Problem details:
Quote the entries in full, character for character, without their images.

Provided records:
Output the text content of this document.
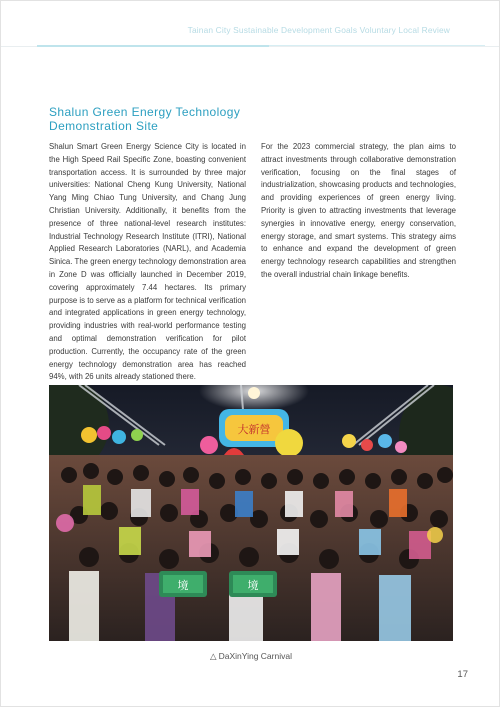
Tainan City Sustainable Development Goals Voluntary Local Review
Shalun Green Energy Technology
Demonstration Site
Shalun Smart Green Energy Science City is located in the High Speed Rail Specific Zone, boasting convenient transportation access. It is surrounded by three major universities: National Cheng Kung University, National Yang Ming Chiao Tung University, and Chang Jung Christian University. Additionally, it benefits from the presence of three national-level research institutes: Industrial Technology Research Institute (ITRI), National Applied Research Laboratories (NARL), and Academia Sinica. The green energy technology demonstration area in Zone D was officially launched in December 2019, covering approximately 7.44 hectares. Its primary purpose is to serve as a platform for technical verification and integrated applications in green energy technology, providing industries with real-world performance testing and optimal demonstration verification for pilot production. Currently, the occupancy rate of the green energy technology demonstration area has reached 94%, with 26 units already stationed there.
For the 2023 commercial strategy, the plan aims to attract investments through collaborative demonstration verification, focusing on the final stages of industrialization, showcasing products and technologies, and providing experiences of green energy living. Priority is given to attracting investments that leverage synergies in innovative energy, energy conservation, energy storage, and smart systems. This strategy aims to enhance and expand the development of green energy technology research capabilities and strengthen the overall industrial chain linkage benefits.
大新營
境	境
△ DaXinYing Carnival
17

Result:
Output the text content of this document.
Tainan City Sustainable Development Goals Voluntary Local Review
Shalun Green Energy Technology
Demonstration Site
Shalun Smart Green Energy Science City is located in the High Speed Rail Specific Zone, boasting convenient transportation access. It is surrounded by three major universities: National Cheng Kung University, National Yang Ming Chiao Tung University, and Chang Jung Christian University. Additionally, it benefits from the presence of three national-level research institutes: Industrial Technology Research Institute (ITRI), National Applied Research Laboratories (NARL), and Academia Sinica. The green energy technology demonstration area in Zone D was officially launched in December 2019, covering approximately 7.44 hectares. Its primary purpose is to serve as a platform for technical verification and integrated applications in green energy technology, providing industries with real-world performance testing and optimal demonstration verification for pilot production. Currently, the occupancy rate of the green energy technology demonstration area has reached 94%, with 26 units already stationed there.
For the 2023 commercial strategy, the plan aims to attract investments through collaborative demonstration verification, focusing on the final stages of industrialization, showcasing products and technologies, and providing experiences of green energy living. Priority is given to attracting investments that leverage synergies in innovative energy, energy conservation, energy storage, and smart systems. This strategy aims to enhance and expand the development of green energy technology research capabilities and strengthen the overall industrial chain linkage benefits.
大新營
境	境
△ DaXinYing Carnival
17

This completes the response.